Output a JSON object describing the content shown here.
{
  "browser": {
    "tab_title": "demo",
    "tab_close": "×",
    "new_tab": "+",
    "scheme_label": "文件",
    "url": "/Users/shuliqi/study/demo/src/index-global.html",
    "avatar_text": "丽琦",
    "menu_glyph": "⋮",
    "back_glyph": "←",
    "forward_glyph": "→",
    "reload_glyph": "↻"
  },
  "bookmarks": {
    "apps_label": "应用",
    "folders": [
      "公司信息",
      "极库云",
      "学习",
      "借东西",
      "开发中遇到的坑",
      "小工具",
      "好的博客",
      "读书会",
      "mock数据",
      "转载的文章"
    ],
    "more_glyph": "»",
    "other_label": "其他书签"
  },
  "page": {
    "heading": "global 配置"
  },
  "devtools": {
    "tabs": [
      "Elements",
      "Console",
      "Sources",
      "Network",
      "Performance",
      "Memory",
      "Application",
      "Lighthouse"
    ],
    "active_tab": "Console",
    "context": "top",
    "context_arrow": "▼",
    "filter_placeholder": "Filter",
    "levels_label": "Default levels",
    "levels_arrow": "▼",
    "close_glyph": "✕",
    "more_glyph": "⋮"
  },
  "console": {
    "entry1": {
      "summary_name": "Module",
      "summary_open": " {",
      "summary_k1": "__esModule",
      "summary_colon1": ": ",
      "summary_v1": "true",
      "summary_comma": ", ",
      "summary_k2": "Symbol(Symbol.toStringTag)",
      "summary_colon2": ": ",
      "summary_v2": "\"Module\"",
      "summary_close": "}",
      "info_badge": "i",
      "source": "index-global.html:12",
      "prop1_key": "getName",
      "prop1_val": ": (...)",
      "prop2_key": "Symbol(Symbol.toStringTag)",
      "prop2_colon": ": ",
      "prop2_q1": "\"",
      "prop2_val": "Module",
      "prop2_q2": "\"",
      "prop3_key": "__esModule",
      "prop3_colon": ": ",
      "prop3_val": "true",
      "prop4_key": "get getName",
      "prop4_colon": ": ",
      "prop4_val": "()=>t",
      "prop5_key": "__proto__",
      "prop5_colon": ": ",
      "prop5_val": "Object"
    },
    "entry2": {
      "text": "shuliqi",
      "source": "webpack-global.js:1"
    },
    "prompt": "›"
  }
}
#####
▶ [Goal of the exercise]: Go through the data and gather every line that holds "Symbol".

▶ [Correct answer]:
      "summary_k2": "Symbol(Symbol.toStringTag)",
      "prop2_key": "Symbol(Symbol.toStringTag)",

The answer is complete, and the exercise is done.